Stored data
»»
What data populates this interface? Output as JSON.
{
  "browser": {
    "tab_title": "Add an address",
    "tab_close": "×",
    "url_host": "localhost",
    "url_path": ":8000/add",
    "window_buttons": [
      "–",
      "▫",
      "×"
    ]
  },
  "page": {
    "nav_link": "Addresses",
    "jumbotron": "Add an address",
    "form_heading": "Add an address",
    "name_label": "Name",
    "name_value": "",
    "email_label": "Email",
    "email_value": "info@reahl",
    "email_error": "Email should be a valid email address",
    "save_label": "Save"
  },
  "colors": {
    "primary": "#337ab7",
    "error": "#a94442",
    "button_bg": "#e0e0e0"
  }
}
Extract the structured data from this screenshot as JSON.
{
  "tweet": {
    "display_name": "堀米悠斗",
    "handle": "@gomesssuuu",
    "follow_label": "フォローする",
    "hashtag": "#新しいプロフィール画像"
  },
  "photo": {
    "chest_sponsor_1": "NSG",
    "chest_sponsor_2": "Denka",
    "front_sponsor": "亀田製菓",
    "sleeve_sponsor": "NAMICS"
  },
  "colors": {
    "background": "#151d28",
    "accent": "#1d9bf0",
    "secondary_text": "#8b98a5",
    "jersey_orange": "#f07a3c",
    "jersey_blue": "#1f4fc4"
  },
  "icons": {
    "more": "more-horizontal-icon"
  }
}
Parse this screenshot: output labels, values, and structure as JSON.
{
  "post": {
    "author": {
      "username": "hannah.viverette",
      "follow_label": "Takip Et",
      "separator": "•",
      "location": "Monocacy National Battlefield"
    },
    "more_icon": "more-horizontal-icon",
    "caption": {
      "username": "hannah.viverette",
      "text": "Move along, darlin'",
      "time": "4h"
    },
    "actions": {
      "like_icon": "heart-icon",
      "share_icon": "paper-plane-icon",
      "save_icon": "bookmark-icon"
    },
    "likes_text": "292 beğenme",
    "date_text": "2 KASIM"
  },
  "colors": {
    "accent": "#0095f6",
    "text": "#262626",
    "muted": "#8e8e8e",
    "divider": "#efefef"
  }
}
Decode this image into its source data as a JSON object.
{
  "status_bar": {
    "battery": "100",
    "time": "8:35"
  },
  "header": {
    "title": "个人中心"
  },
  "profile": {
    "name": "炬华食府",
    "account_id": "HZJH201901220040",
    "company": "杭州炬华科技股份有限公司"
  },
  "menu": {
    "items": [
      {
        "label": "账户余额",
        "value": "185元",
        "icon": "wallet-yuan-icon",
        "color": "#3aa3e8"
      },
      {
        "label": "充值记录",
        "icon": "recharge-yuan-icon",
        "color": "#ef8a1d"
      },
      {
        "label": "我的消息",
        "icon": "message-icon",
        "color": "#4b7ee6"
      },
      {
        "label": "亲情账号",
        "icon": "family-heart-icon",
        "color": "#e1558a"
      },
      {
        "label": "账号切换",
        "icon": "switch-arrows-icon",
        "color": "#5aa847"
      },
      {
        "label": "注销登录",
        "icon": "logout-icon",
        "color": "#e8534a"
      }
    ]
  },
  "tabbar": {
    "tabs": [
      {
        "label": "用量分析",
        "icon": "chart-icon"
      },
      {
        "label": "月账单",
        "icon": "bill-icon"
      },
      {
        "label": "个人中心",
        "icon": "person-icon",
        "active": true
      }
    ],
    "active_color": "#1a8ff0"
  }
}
««
[YOUR TASK] Show the data once more, exactly as it was written.

[TASK SOLUTION]
What data populates this interface? Output as JSON.
{
  "browser": {
    "tab_title": "Add an address",
    "tab_close": "×",
    "url_host": "localhost",
    "url_path": ":8000/add",
    "window_buttons": [
      "–",
      "▫",
      "×"
    ]
  },
  "page": {
    "nav_link": "Addresses",
    "jumbotron": "Add an address",
    "form_heading": "Add an address",
    "name_label": "Name",
    "name_value": "",
    "email_label": "Email",
    "email_value": "info@reahl",
    "email_error": "Email should be a valid email address",
    "save_label": "Save"
  },
  "colors": {
    "primary": "#337ab7",
    "error": "#a94442",
    "button_bg": "#e0e0e0"
  }
}
Extract the structured data from this screenshot as JSON.
{
  "tweet": {
    "display_name": "堀米悠斗",
    "handle": "@gomesssuuu",
    "follow_label": "フォローする",
    "hashtag": "#新しいプロフィール画像"
  },
  "photo": {
    "chest_sponsor_1": "NSG",
    "chest_sponsor_2": "Denka",
    "front_sponsor": "亀田製菓",
    "sleeve_sponsor": "NAMICS"
  },
  "colors": {
    "background": "#151d28",
    "accent": "#1d9bf0",
    "secondary_text": "#8b98a5",
    "jersey_orange": "#f07a3c",
    "jersey_blue": "#1f4fc4"
  },
  "icons": {
    "more": "more-horizontal-icon"
  }
}
Parse this screenshot: output labels, values, and structure as JSON.
{
  "post": {
    "author": {
      "username": "hannah.viverette",
      "follow_label": "Takip Et",
      "separator": "•",
      "location": "Monocacy National Battlefield"
    },
    "more_icon": "more-horizontal-icon",
    "caption": {
      "username": "hannah.viverette",
      "text": "Move along, darlin'",
      "time": "4h"
    },
    "actions": {
      "like_icon": "heart-icon",
      "share_icon": "paper-plane-icon",
      "save_icon": "bookmark-icon"
    },
    "likes_text": "292 beğenme",
    "date_text": "2 KASIM"
  },
  "colors": {
    "accent": "#0095f6",
    "text": "#262626",
    "muted": "#8e8e8e",
    "divider": "#efefef"
  }
}
Decode this image into its source data as a JSON object.
{
  "status_bar": {
    "battery": "100",
    "time": "8:35"
  },
  "header": {
    "title": "个人中心"
  },
  "profile": {
    "name": "炬华食府",
    "account_id": "HZJH201901220040",
    "company": "杭州炬华科技股份有限公司"
  },
  "menu": {
    "items": [
      {
        "label": "账户余额",
        "value": "185元",
        "icon": "wallet-yuan-icon",
        "color": "#3aa3e8"
      },
      {
        "label": "充值记录",
        "icon": "recharge-yuan-icon",
        "color": "#ef8a1d"
      },
      {
        "label": "我的消息",
        "icon": "message-icon",
        "color": "#4b7ee6"
      },
      {
        "label": "亲情账号",
        "icon": "family-heart-icon",
        "color": "#e1558a"
      },
      {
        "label": "账号切换",
        "icon": "switch-arrows-icon",
        "color": "#5aa847"
      },
      {
        "label": "注销登录",
        "icon": "logout-icon",
        "color": "#e8534a"
      }
    ]
  },
  "tabbar": {
    "tabs": [
      {
        "label": "用量分析",
        "icon": "chart-icon"
      },
      {
        "label": "月账单",
        "icon": "bill-icon"
      },
      {
        "label": "个人中心",
        "icon": "person-icon",
        "active": true
      }
    ],
    "active_color": "#1a8ff0"
  }
}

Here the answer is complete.